___ SUPPLIED ENTRIES ___

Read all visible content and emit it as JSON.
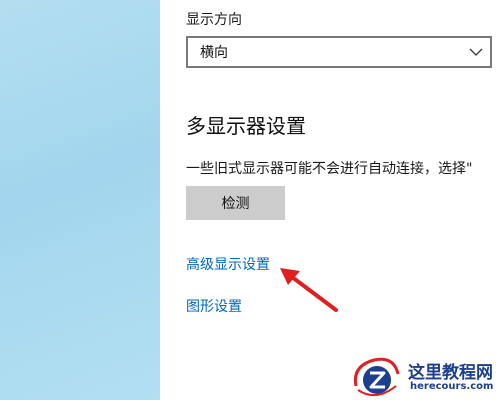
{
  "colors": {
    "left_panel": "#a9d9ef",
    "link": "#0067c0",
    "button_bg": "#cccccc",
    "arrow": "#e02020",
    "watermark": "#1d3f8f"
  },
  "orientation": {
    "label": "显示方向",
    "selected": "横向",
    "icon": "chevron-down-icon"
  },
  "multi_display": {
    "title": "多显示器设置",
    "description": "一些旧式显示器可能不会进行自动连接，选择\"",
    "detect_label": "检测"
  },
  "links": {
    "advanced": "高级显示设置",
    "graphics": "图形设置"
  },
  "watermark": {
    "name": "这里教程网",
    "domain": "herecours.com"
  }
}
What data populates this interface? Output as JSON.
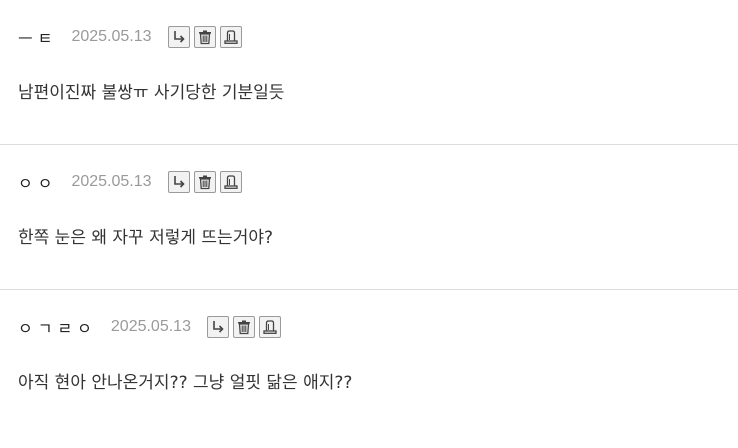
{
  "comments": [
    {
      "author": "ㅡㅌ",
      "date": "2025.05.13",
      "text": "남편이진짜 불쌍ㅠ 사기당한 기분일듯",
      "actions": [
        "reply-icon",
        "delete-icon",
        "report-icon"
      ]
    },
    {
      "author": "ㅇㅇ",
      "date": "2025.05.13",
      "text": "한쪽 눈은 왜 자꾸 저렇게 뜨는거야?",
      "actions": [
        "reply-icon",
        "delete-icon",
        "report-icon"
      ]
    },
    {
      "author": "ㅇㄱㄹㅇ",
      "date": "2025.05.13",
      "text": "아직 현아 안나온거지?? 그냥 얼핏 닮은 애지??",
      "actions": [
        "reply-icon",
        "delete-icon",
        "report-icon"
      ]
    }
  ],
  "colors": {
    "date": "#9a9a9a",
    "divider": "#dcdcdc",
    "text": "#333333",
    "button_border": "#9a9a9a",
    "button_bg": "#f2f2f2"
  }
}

___

#### [DIRECTIONS FOR THIS TASK]
Transcribe the records above exactly as they appear, leaving out any pictures.

#### [OUTPUT OF THE TASK]
Read all visible content and emit it as JSON.
{
  "colors": {
    "left_panel": "#a9d9ef",
    "link": "#0067c0",
    "button_bg": "#cccccc",
    "arrow": "#e02020",
    "watermark": "#1d3f8f"
  },
  "orientation": {
    "label": "显示方向",
    "selected": "横向",
    "icon": "chevron-down-icon"
  },
  "multi_display": {
    "title": "多显示器设置",
    "description": "一些旧式显示器可能不会进行自动连接，选择\"",
    "detect_label": "检测"
  },
  "links": {
    "advanced": "高级显示设置",
    "graphics": "图形设置"
  },
  "watermark": {
    "name": "这里教程网",
    "domain": "herecours.com"
  }
}
What data populates this interface? Output as JSON.
{
  "comments": [
    {
      "author": "ㅡㅌ",
      "date": "2025.05.13",
      "text": "남편이진짜 불쌍ㅠ 사기당한 기분일듯",
      "actions": [
        "reply-icon",
        "delete-icon",
        "report-icon"
      ]
    },
    {
      "author": "ㅇㅇ",
      "date": "2025.05.13",
      "text": "한쪽 눈은 왜 자꾸 저렇게 뜨는거야?",
      "actions": [
        "reply-icon",
        "delete-icon",
        "report-icon"
      ]
    },
    {
      "author": "ㅇㄱㄹㅇ",
      "date": "2025.05.13",
      "text": "아직 현아 안나온거지?? 그냥 얼핏 닮은 애지??",
      "actions": [
        "reply-icon",
        "delete-icon",
        "report-icon"
      ]
    }
  ],
  "colors": {
    "date": "#9a9a9a",
    "divider": "#dcdcdc",
    "text": "#333333",
    "button_border": "#9a9a9a",
    "button_bg": "#f2f2f2"
  }
}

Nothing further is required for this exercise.